====== Reading text

Thus, this factor weighs in favor of setting aside the default. c. Culpable Conduct The "standard for 'culpable conduct' in this Circuit is the 'willfulness' or 'bad faith' of a non- responding party." Hritz v. Woma Corp., 732 F.2d 1178, 1182 (3d Cir. 1984). "Appropriate application of the culpable conduct standard requires ... more than mere negligence." Estate of Hernandez v. Kretz, No. CIV.A. 12-3152, 2015 U.S. Dist. LEXIS 91610, at *7-8 (D.N.J. July 15, 2015) (quoting Hritz, 732 F.2d at 1183). "Reckless disregard for repeated communications from plaintiffs and the court ... can satisfy the culpable conduct standard." Hritz, 732 F.2d at 1183. This case does not present a straightforward question of culpability. On one hand, MTC
was undoubtedly aware that service was attempted several times in October 2024, for on October 14, 2024, W. Miles called the contact card that the process server left at his address. (ECF No. 6 at 2.) Despite W. Miles ultimately being served on January 4, 2025 (ECF No. 20) and the Clerk of Court entering default against MTC on April 14 (ECF No. 26), MTC did not secure counsel or file the instant Motion until June 16 (ECF Nos. 30-32). On the other hand, MTC alleges that as soon as it retained counsel, “counsel acted swiftly to set aside the entry of default.” (ECF No. 32 at 8.) Additionally, because W. Miles is not a lawyer, it is plausible that he did not understand the consequences of an entry of default. The Court finds that MTC’s failure to respond to the Complaint by the deadline, which MTC attributes to its delay in finding counsel, is negligent, but is not reckless or willful.1 Accordingly, the Court is persuaded that, in conjunction with MTC’s meritorious defense and the absence of prejudice to Plaintiff and bad faith conduct, the vacatur of the entry of default
is appropriate in view of the Third Circuit's preference for disposition on the merits. See $55,518.05 in U.S. Currency, 728 F.2d at 194; Zawadski de Bueno v. Bueno Castro, 822 F.2d 416, 420 (3d Cir. 1987); Momah v. Albert Einstein Med. Ctr., 161 F.R.D. 304, 307 (E.D. Pa. 1995) ("Generally, courts look upon the default procedure with disfavor because the interests of justice are best served by obtaining a decision on the merits.") IV. CONCLUSION For the reasons stated herein, the Court grants MTC’s Motion to Set Aside Entry of Default. (ECF No. 32.) An appropriate Order follows.

============
====== Information shown

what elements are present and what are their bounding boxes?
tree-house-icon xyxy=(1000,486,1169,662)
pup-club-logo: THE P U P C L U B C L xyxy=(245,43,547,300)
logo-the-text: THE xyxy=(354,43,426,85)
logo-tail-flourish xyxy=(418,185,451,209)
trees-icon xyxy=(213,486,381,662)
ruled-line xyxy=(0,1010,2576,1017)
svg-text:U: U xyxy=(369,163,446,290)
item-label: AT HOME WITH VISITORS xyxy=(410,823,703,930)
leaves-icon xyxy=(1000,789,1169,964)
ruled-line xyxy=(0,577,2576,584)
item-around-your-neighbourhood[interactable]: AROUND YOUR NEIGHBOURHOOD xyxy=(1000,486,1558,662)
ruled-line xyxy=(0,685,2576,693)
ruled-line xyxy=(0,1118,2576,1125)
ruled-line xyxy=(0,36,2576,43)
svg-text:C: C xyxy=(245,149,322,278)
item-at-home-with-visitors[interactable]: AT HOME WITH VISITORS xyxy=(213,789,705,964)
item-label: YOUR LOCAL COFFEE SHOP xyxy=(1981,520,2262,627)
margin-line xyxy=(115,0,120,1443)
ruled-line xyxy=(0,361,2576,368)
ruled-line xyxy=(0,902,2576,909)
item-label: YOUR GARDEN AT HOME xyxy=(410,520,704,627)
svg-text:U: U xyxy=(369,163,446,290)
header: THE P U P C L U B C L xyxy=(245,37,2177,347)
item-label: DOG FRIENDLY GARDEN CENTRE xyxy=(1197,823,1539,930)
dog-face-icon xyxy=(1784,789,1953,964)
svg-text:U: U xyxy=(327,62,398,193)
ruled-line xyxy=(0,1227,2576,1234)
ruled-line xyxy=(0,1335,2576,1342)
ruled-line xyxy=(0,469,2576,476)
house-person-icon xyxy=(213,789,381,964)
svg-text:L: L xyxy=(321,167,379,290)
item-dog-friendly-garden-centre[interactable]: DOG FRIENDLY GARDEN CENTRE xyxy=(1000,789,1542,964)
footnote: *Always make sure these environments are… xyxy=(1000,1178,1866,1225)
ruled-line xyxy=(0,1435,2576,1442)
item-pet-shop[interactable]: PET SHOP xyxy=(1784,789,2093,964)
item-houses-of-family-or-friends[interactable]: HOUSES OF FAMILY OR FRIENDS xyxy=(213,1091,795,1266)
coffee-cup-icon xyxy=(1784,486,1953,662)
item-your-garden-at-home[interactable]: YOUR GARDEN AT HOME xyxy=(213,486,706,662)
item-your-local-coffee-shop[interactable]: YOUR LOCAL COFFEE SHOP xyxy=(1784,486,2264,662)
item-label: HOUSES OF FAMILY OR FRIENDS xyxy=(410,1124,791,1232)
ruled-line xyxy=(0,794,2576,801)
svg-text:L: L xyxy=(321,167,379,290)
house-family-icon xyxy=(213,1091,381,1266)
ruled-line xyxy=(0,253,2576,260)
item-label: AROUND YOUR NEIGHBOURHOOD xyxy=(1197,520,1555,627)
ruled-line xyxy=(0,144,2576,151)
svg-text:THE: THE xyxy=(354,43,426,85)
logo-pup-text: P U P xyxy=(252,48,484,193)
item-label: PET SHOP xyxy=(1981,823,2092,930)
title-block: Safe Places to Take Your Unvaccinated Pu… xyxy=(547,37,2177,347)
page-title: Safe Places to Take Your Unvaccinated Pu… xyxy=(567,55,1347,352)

============

### What to work on
- A) According to the court opinion, on what date did W. Miles call the contact card that the process server left at his address?
- B) For each statement, say whether it agrees with the court opinion, and quote the words that decide it. (i) The Clerk of Court entered default against MTC on April 14. (ii) The Court found that MTC's failure to respond was willful. (iii) The Court denied MTC's Motion to Set Aside Entry of Default.
The records have nothing to do with the court opinion.

### Expected responses
- A) October 14, 2024.

- B)
(i) Yes: "the Clerk of Court entering default against MTC on April 14"
(ii) No: "is negligent, but is not reckless or willful"
(iii) No: "the Court grants MTC’s Motion to Set Aside Entry of Default"